Given request: Each line that follows is to be retyped exactly.

Rows:
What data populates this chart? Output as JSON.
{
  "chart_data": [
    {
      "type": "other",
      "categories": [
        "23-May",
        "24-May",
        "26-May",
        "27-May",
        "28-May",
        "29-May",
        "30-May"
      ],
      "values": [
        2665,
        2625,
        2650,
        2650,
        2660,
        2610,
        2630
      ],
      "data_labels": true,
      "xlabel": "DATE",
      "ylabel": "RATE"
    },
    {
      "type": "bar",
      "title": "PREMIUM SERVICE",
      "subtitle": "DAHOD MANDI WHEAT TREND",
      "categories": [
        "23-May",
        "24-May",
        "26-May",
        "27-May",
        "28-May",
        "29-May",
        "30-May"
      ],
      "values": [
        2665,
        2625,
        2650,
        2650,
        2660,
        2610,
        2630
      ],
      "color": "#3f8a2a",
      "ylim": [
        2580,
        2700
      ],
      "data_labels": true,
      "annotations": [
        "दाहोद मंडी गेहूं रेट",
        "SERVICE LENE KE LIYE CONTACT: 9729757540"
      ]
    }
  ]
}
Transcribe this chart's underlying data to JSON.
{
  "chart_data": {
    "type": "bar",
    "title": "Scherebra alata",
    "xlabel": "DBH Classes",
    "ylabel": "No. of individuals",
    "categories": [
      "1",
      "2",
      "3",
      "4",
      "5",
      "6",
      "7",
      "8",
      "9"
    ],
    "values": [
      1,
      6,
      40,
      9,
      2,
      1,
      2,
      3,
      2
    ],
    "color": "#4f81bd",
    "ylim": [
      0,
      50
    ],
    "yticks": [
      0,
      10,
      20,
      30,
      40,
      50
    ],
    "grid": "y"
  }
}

Result of the exercise:
What data populates this chart? Output as JSON.
{
  "chart_data": [
    {
      "type": "other",
      "categories": [
        "23-May",
        "24-May",
        "26-May",
        "27-May",
        "28-May",
        "29-May",
        "30-May"
      ],
      "values": [
        2665,
        2625,
        2650,
        2650,
        2660,
        2610,
        2630
      ],
      "data_labels": true,
      "xlabel": "DATE",
      "ylabel": "RATE"
    },
    {
      "type": "bar",
      "title": "PREMIUM SERVICE",
      "subtitle": "DAHOD MANDI WHEAT TREND",
      "categories": [
        "23-May",
        "24-May",
        "26-May",
        "27-May",
        "28-May",
        "29-May",
        "30-May"
      ],
      "values": [
        2665,
        2625,
        2650,
        2650,
        2660,
        2610,
        2630
      ],
      "color": "#3f8a2a",
      "ylim": [
        2580,
        2700
      ],
      "data_labels": true,
      "annotations": [
        "दाहोद मंडी गेहूं रेट",
        "SERVICE LENE KE LIYE CONTACT: 9729757540"
      ]
    }
  ]
}
Transcribe this chart's underlying data to JSON.
{
  "chart_data": {
    "type": "bar",
    "title": "Scherebra alata",
    "xlabel": "DBH Classes",
    "ylabel": "No. of individuals",
    "categories": [
      "1",
      "2",
      "3",
      "4",
      "5",
      "6",
      "7",
      "8",
      "9"
    ],
    "values": [
      1,
      6,
      40,
      9,
      2,
      1,
      2,
      3,
      2
    ],
    "color": "#4f81bd",
    "ylim": [
      0,
      50
    ],
    "yticks": [
      0,
      10,
      20,
      30,
      40,
      50
    ],
    "grid": "y"
  }
}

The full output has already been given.